-- The exercise --
Repeat the material verbatim and drop the pictures.

Extracts from a graphics dataset:

☆ ☆ ☆

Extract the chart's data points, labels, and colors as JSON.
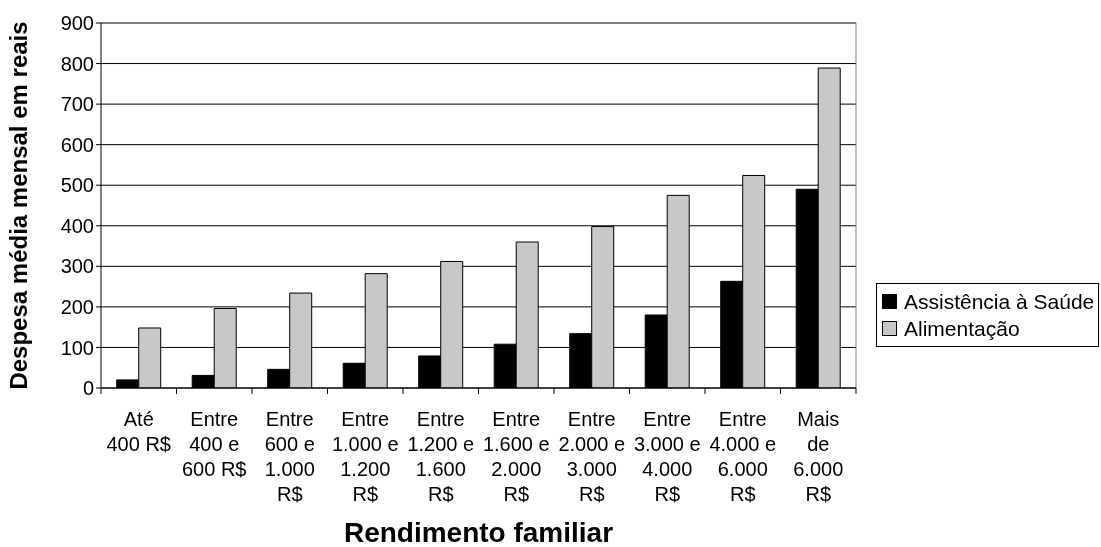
{
  "chart_data": {
    "type": "bar",
    "xlabel": "Rendimento familiar",
    "ylabel": "Despesa média mensal em reais",
    "categories": [
      "Até 400 R$",
      "Entre 400 e 600 R$",
      "Entre 600 e 1.000 R$",
      "Entre 1.000 e 1.200 R$",
      "Entre 1.200 e 1.600 R$",
      "Entre 1.600 e 2.000 R$",
      "Entre 2.000 e 3.000 R$",
      "Entre 3.000 e 4.000 R$",
      "Entre 4.000 e 6.000 R$",
      "Mais de 6.000 R$"
    ],
    "series": [
      {
        "name": "Assistência à Saúde",
        "color": "#000000",
        "values": [
          20,
          31,
          46,
          61,
          79,
          108,
          134,
          180,
          263,
          490
        ]
      },
      {
        "name": "Alimentação",
        "color": "#c8c8c8",
        "values": [
          148,
          196,
          234,
          282,
          312,
          360,
          398,
          475,
          524,
          789
        ]
      }
    ],
    "ylim": [
      0,
      900
    ],
    "yticks": [
      0,
      100,
      200,
      300,
      400,
      500,
      600,
      700,
      800,
      900
    ],
    "grid": "y",
    "legend": "right"
  }
}
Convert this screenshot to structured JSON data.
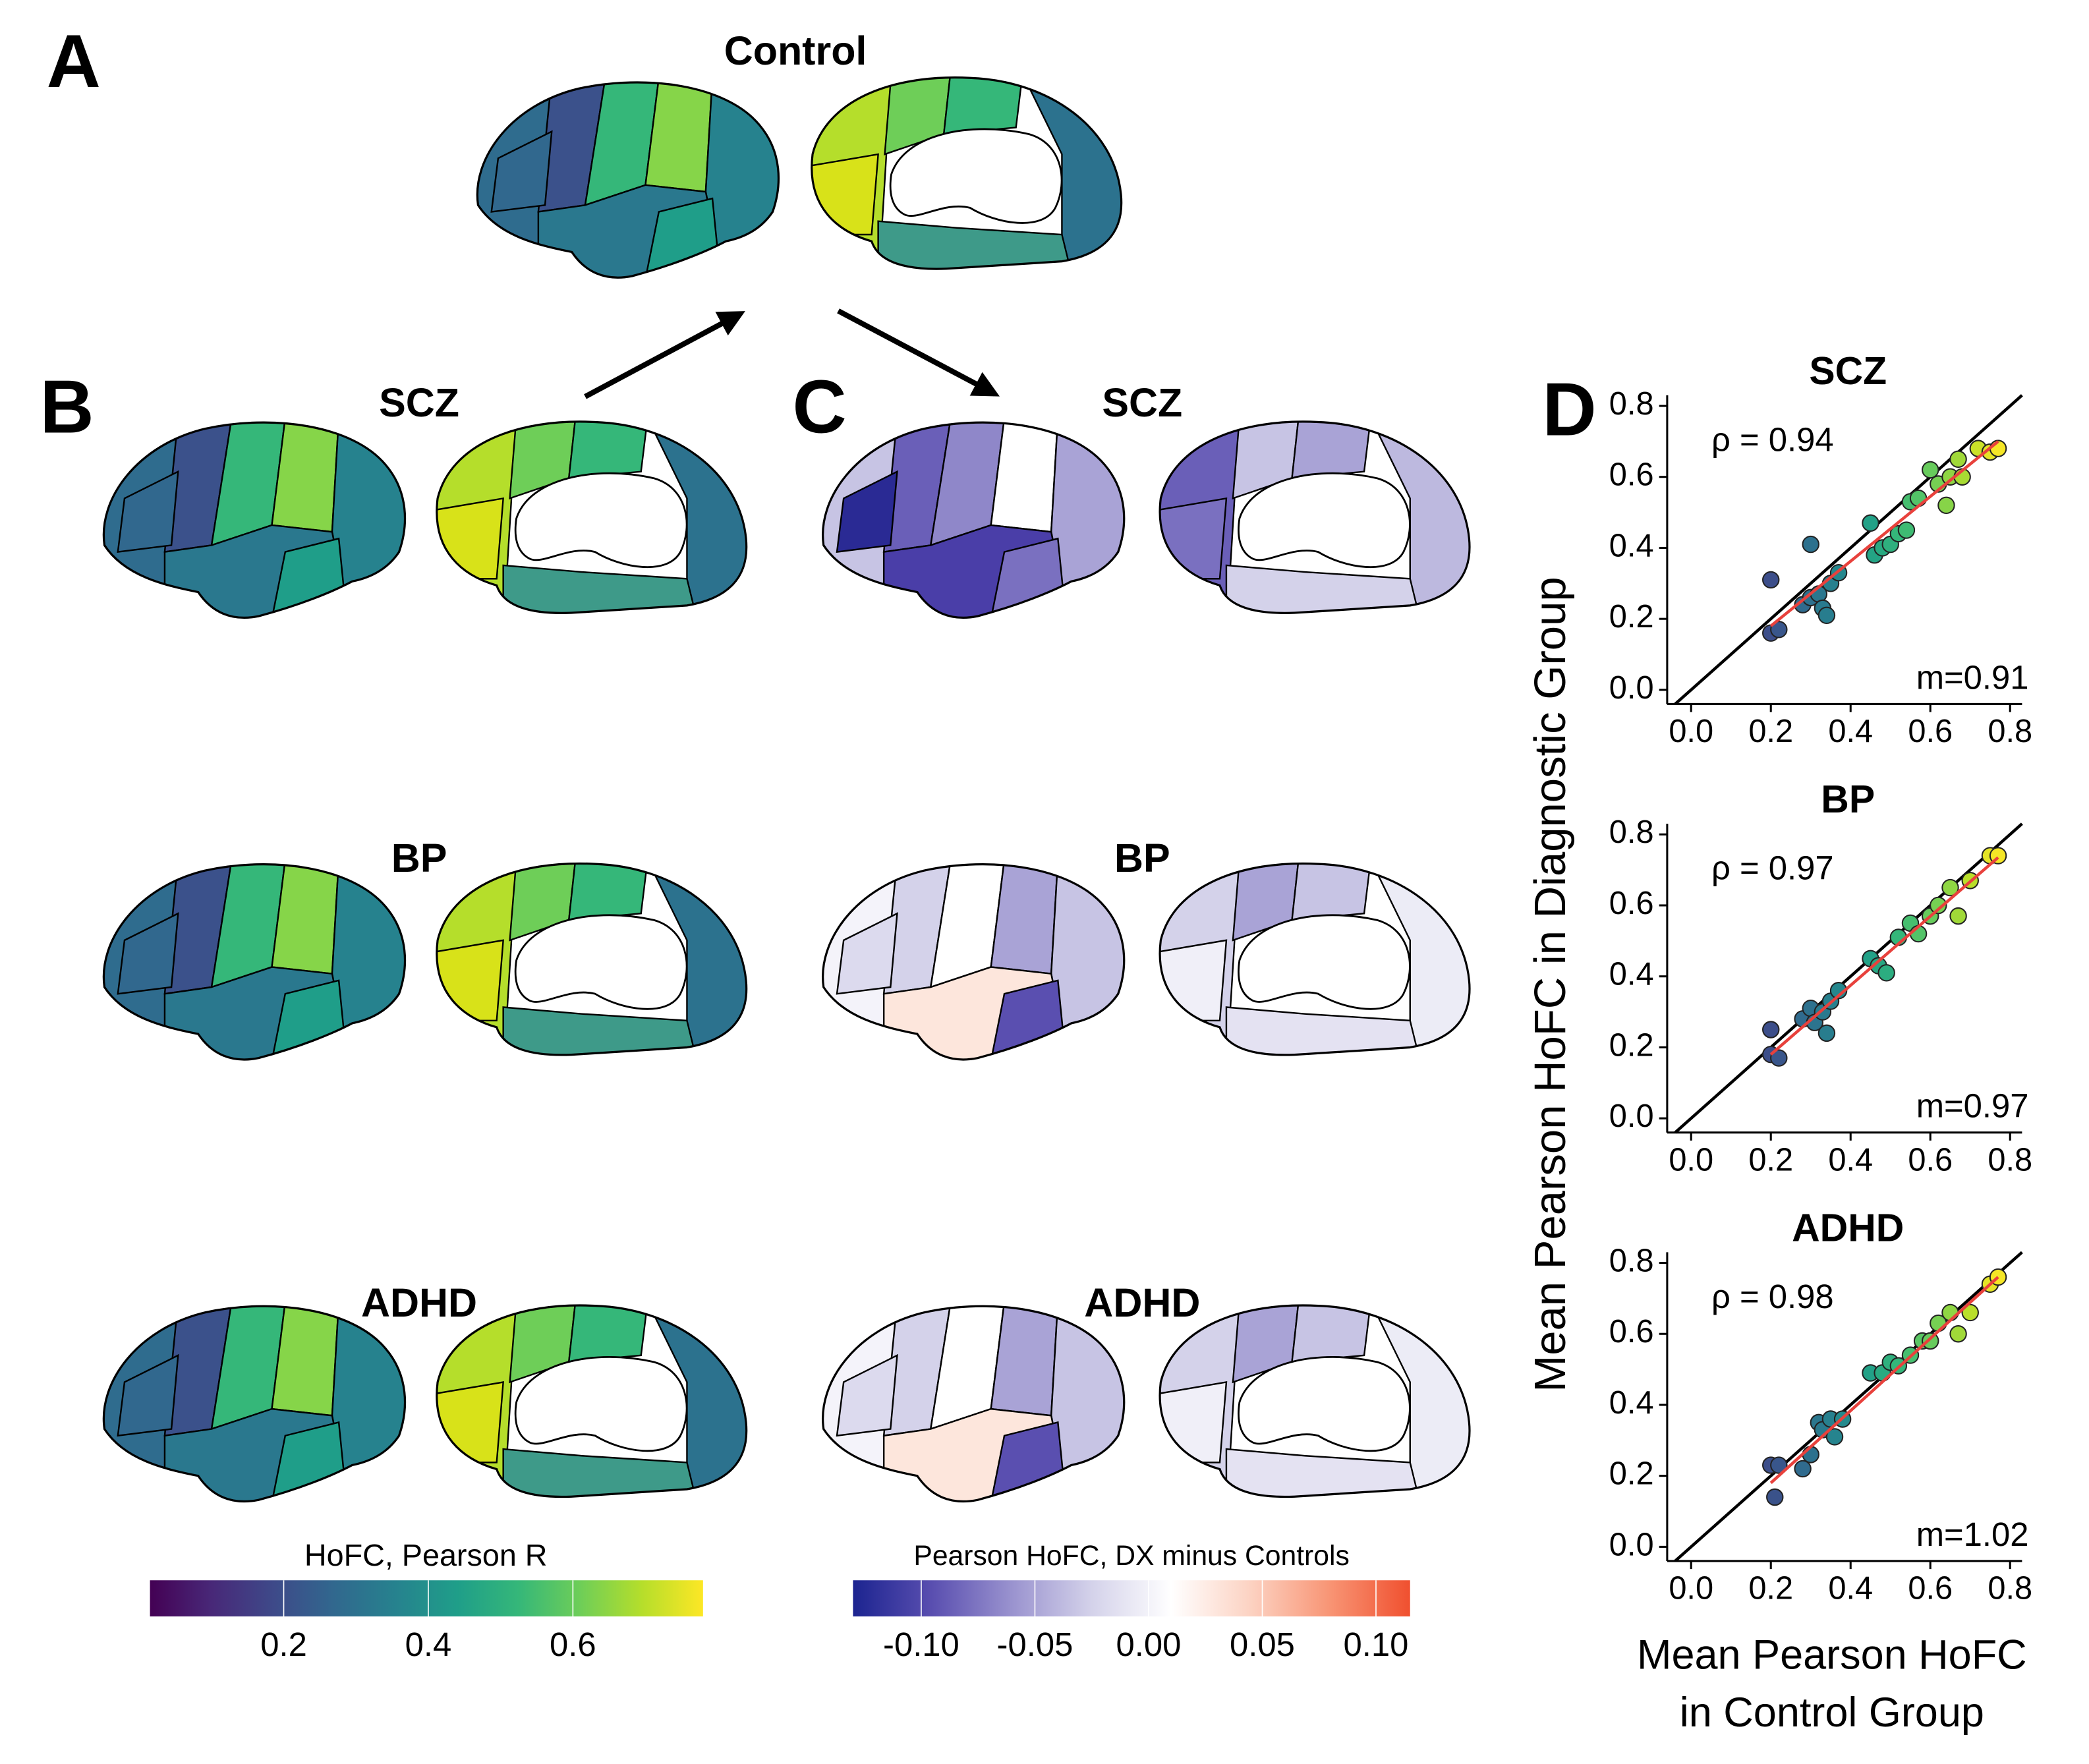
{
  "panels": [
    "A",
    "B",
    "C",
    "D"
  ],
  "brain_titles": {
    "control": "Control",
    "hofc": [
      "SCZ",
      "BP",
      "ADHD"
    ],
    "difference": [
      "SCZ",
      "BP",
      "ADHD"
    ]
  },
  "colorbars": [
    {
      "label": "HoFC, Pearson R",
      "lim": [
        0.015,
        0.78
      ],
      "ticks": [
        0.2,
        0.4,
        0.6
      ],
      "colors": [
        "#440154",
        "#482878",
        "#3e4989",
        "#31688e",
        "#26828e",
        "#1f9e89",
        "#35b779",
        "#6ece58",
        "#b5de2b",
        "#fde725"
      ]
    },
    {
      "label": "Pearson HoFC, DX minus Controls",
      "lim": [
        -0.13,
        0.115
      ],
      "ticks": [
        {
          "value": -0.1,
          "label": "-0.10"
        },
        {
          "value": -0.05,
          "label": "-0.05"
        },
        {
          "value": 0,
          "label": "0.00"
        },
        0.05,
        {
          "value": 0.1,
          "label": "0.10"
        }
      ],
      "colors": [
        "#1c2490",
        "#5a4fb0",
        "#9a93cf",
        "#d4d2ea",
        "#ffffff",
        "#fcd2c2",
        "#f89474",
        "#f0502f"
      ]
    }
  ],
  "shared_axes": {
    "y_label": "Mean Pearson HoFC in Diagnostic Group",
    "x_label": [
      "Mean Pearson HoFC",
      "in Control Group"
    ]
  },
  "chart_data": [
    {
      "type": "scatter",
      "title": "SCZ",
      "annotation": "ρ = 0.94",
      "fit_label": "m=0.91",
      "fit_color": "#e8413c",
      "x": [
        0.2,
        0.2,
        0.22,
        0.28,
        0.3,
        0.3,
        0.32,
        0.33,
        0.34,
        0.35,
        0.37,
        0.45,
        0.46,
        0.48,
        0.5,
        0.52,
        0.54,
        0.55,
        0.57,
        0.6,
        0.62,
        0.64,
        0.65,
        0.67,
        0.68,
        0.72,
        0.75,
        0.77
      ],
      "y": [
        0.31,
        0.16,
        0.17,
        0.24,
        0.41,
        0.26,
        0.27,
        0.23,
        0.21,
        0.3,
        0.33,
        0.47,
        0.38,
        0.4,
        0.41,
        0.44,
        0.45,
        0.53,
        0.54,
        0.62,
        0.58,
        0.52,
        0.6,
        0.65,
        0.6,
        0.68,
        0.67,
        0.68
      ],
      "fit": {
        "x": [
          0.2,
          0.77
        ],
        "y": [
          0.18,
          0.7
        ]
      },
      "xlim": [
        -0.06,
        0.83
      ],
      "ylim": [
        -0.04,
        0.83
      ],
      "xticks": [
        {
          "value": 0,
          "label": "0.0"
        },
        0.2,
        0.4,
        0.6,
        0.8
      ],
      "yticks": [
        {
          "value": 0,
          "label": "0.0"
        },
        0.2,
        0.4,
        0.6,
        0.8
      ]
    },
    {
      "type": "scatter",
      "title": "BP",
      "annotation": "ρ = 0.97",
      "fit_label": "m=0.97",
      "fit_color": "#e8413c",
      "x": [
        0.2,
        0.2,
        0.22,
        0.28,
        0.3,
        0.31,
        0.33,
        0.34,
        0.35,
        0.37,
        0.45,
        0.47,
        0.49,
        0.52,
        0.55,
        0.57,
        0.6,
        0.62,
        0.65,
        0.67,
        0.7,
        0.75,
        0.77
      ],
      "y": [
        0.25,
        0.18,
        0.17,
        0.28,
        0.31,
        0.27,
        0.3,
        0.24,
        0.33,
        0.36,
        0.45,
        0.43,
        0.41,
        0.51,
        0.55,
        0.52,
        0.57,
        0.6,
        0.65,
        0.57,
        0.67,
        0.74,
        0.74
      ],
      "fit": {
        "x": [
          0.2,
          0.77
        ],
        "y": [
          0.18,
          0.735
        ]
      },
      "xlim": [
        -0.06,
        0.83
      ],
      "ylim": [
        -0.04,
        0.83
      ],
      "xticks": [
        {
          "value": 0,
          "label": "0.0"
        },
        0.2,
        0.4,
        0.6,
        0.8
      ],
      "yticks": [
        {
          "value": 0,
          "label": "0.0"
        },
        0.2,
        0.4,
        0.6,
        0.8
      ]
    },
    {
      "type": "scatter",
      "title": "ADHD",
      "annotation": "ρ = 0.98",
      "fit_label": "m=1.02",
      "fit_color": "#e8413c",
      "x": [
        0.2,
        0.21,
        0.22,
        0.28,
        0.3,
        0.32,
        0.33,
        0.35,
        0.36,
        0.38,
        0.45,
        0.48,
        0.5,
        0.52,
        0.55,
        0.58,
        0.6,
        0.62,
        0.65,
        0.67,
        0.7,
        0.75,
        0.77
      ],
      "y": [
        0.23,
        0.14,
        0.23,
        0.22,
        0.26,
        0.35,
        0.33,
        0.36,
        0.31,
        0.36,
        0.49,
        0.49,
        0.52,
        0.51,
        0.54,
        0.58,
        0.58,
        0.63,
        0.66,
        0.6,
        0.66,
        0.74,
        0.76
      ],
      "fit": {
        "x": [
          0.2,
          0.77
        ],
        "y": [
          0.18,
          0.76
        ]
      },
      "xlim": [
        -0.06,
        0.83
      ],
      "ylim": [
        -0.04,
        0.83
      ],
      "xticks": [
        {
          "value": 0,
          "label": "0.0"
        },
        0.2,
        0.4,
        0.6,
        0.8
      ],
      "yticks": [
        {
          "value": 0,
          "label": "0.0"
        },
        0.2,
        0.4,
        0.6,
        0.8
      ]
    }
  ]
}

☆ ☆ ☆

-- Completed task --
Extract the chart's data points, labels, and colors as JSON.
{
  "chart_data": {
    "type": "bar",
    "xlabel": "Rendimento familiar",
    "ylabel": "Despesa média mensal em reais",
    "categories": [
      "Até 400 R$",
      "Entre 400 e 600 R$",
      "Entre 600 e 1.000 R$",
      "Entre 1.000 e 1.200 R$",
      "Entre 1.200 e 1.600 R$",
      "Entre 1.600 e 2.000 R$",
      "Entre 2.000 e 3.000 R$",
      "Entre 3.000 e 4.000 R$",
      "Entre 4.000 e 6.000 R$",
      "Mais de 6.000 R$"
    ],
    "series": [
      {
        "name": "Assistência à Saúde",
        "color": "#000000",
        "values": [
          20,
          31,
          46,
          61,
          79,
          108,
          134,
          180,
          263,
          490
        ]
      },
      {
        "name": "Alimentação",
        "color": "#c8c8c8",
        "values": [
          148,
          196,
          234,
          282,
          312,
          360,
          398,
          475,
          524,
          789
        ]
      }
    ],
    "ylim": [
      0,
      900
    ],
    "yticks": [
      0,
      100,
      200,
      300,
      400,
      500,
      600,
      700,
      800,
      900
    ],
    "grid": "y",
    "legend": "right"
  }
}
Convert this screenshot to structured JSON data.
{
  "panels": [
    "A",
    "B",
    "C",
    "D"
  ],
  "brain_titles": {
    "control": "Control",
    "hofc": [
      "SCZ",
      "BP",
      "ADHD"
    ],
    "difference": [
      "SCZ",
      "BP",
      "ADHD"
    ]
  },
  "colorbars": [
    {
      "label": "HoFC, Pearson R",
      "lim": [
        0.015,
        0.78
      ],
      "ticks": [
        0.2,
        0.4,
        0.6
      ],
      "colors": [
        "#440154",
        "#482878",
        "#3e4989",
        "#31688e",
        "#26828e",
        "#1f9e89",
        "#35b779",
        "#6ece58",
        "#b5de2b",
        "#fde725"
      ]
    },
    {
      "label": "Pearson HoFC, DX minus Controls",
      "lim": [
        -0.13,
        0.115
      ],
      "ticks": [
        {
          "value": -0.1,
          "label": "-0.10"
        },
        {
          "value": -0.05,
          "label": "-0.05"
        },
        {
          "value": 0,
          "label": "0.00"
        },
        0.05,
        {
          "value": 0.1,
          "label": "0.10"
        }
      ],
      "colors": [
        "#1c2490",
        "#5a4fb0",
        "#9a93cf",
        "#d4d2ea",
        "#ffffff",
        "#fcd2c2",
        "#f89474",
        "#f0502f"
      ]
    }
  ],
  "shared_axes": {
    "y_label": "Mean Pearson HoFC in Diagnostic Group",
    "x_label": [
      "Mean Pearson HoFC",
      "in Control Group"
    ]
  },
  "chart_data": [
    {
      "type": "scatter",
      "title": "SCZ",
      "annotation": "ρ = 0.94",
      "fit_label": "m=0.91",
      "fit_color": "#e8413c",
      "x": [
        0.2,
        0.2,
        0.22,
        0.28,
        0.3,
        0.3,
        0.32,
        0.33,
        0.34,
        0.35,
        0.37,
        0.45,
        0.46,
        0.48,
        0.5,
        0.52,
        0.54,
        0.55,
        0.57,
        0.6,
        0.62,
        0.64,
        0.65,
        0.67,
        0.68,
        0.72,
        0.75,
        0.77
      ],
      "y": [
        0.31,
        0.16,
        0.17,
        0.24,
        0.41,
        0.26,
        0.27,
        0.23,
        0.21,
        0.3,
        0.33,
        0.47,
        0.38,
        0.4,
        0.41,
        0.44,
        0.45,
        0.53,
        0.54,
        0.62,
        0.58,
        0.52,
        0.6,
        0.65,
        0.6,
        0.68,
        0.67,
        0.68
      ],
      "fit": {
        "x": [
          0.2,
          0.77
        ],
        "y": [
          0.18,
          0.7
        ]
      },
      "xlim": [
        -0.06,
        0.83
      ],
      "ylim": [
        -0.04,
        0.83
      ],
      "xticks": [
        {
          "value": 0,
          "label": "0.0"
        },
        0.2,
        0.4,
        0.6,
        0.8
      ],
      "yticks": [
        {
          "value": 0,
          "label": "0.0"
        },
        0.2,
        0.4,
        0.6,
        0.8
      ]
    },
    {
      "type": "scatter",
      "title": "BP",
      "annotation": "ρ = 0.97",
      "fit_label": "m=0.97",
      "fit_color": "#e8413c",
      "x": [
        0.2,
        0.2,
        0.22,
        0.28,
        0.3,
        0.31,
        0.33,
        0.34,
        0.35,
        0.37,
        0.45,
        0.47,
        0.49,
        0.52,
        0.55,
        0.57,
        0.6,
        0.62,
        0.65,
        0.67,
        0.7,
        0.75,
        0.77
      ],
      "y": [
        0.25,
        0.18,
        0.17,
        0.28,
        0.31,
        0.27,
        0.3,
        0.24,
        0.33,
        0.36,
        0.45,
        0.43,
        0.41,
        0.51,
        0.55,
        0.52,
        0.57,
        0.6,
        0.65,
        0.57,
        0.67,
        0.74,
        0.74
      ],
      "fit": {
        "x": [
          0.2,
          0.77
        ],
        "y": [
          0.18,
          0.735
        ]
      },
      "xlim": [
        -0.06,
        0.83
      ],
      "ylim": [
        -0.04,
        0.83
      ],
      "xticks": [
        {
          "value": 0,
          "label": "0.0"
        },
        0.2,
        0.4,
        0.6,
        0.8
      ],
      "yticks": [
        {
          "value": 0,
          "label": "0.0"
        },
        0.2,
        0.4,
        0.6,
        0.8
      ]
    },
    {
      "type": "scatter",
      "title": "ADHD",
      "annotation": "ρ = 0.98",
      "fit_label": "m=1.02",
      "fit_color": "#e8413c",
      "x": [
        0.2,
        0.21,
        0.22,
        0.28,
        0.3,
        0.32,
        0.33,
        0.35,
        0.36,
        0.38,
        0.45,
        0.48,
        0.5,
        0.52,
        0.55,
        0.58,
        0.6,
        0.62,
        0.65,
        0.67,
        0.7,
        0.75,
        0.77
      ],
      "y": [
        0.23,
        0.14,
        0.23,
        0.22,
        0.26,
        0.35,
        0.33,
        0.36,
        0.31,
        0.36,
        0.49,
        0.49,
        0.52,
        0.51,
        0.54,
        0.58,
        0.58,
        0.63,
        0.66,
        0.6,
        0.66,
        0.74,
        0.76
      ],
      "fit": {
        "x": [
          0.2,
          0.77
        ],
        "y": [
          0.18,
          0.76
        ]
      },
      "xlim": [
        -0.06,
        0.83
      ],
      "ylim": [
        -0.04,
        0.83
      ],
      "xticks": [
        {
          "value": 0,
          "label": "0.0"
        },
        0.2,
        0.4,
        0.6,
        0.8
      ],
      "yticks": [
        {
          "value": 0,
          "label": "0.0"
        },
        0.2,
        0.4,
        0.6,
        0.8
      ]
    }
  ]
}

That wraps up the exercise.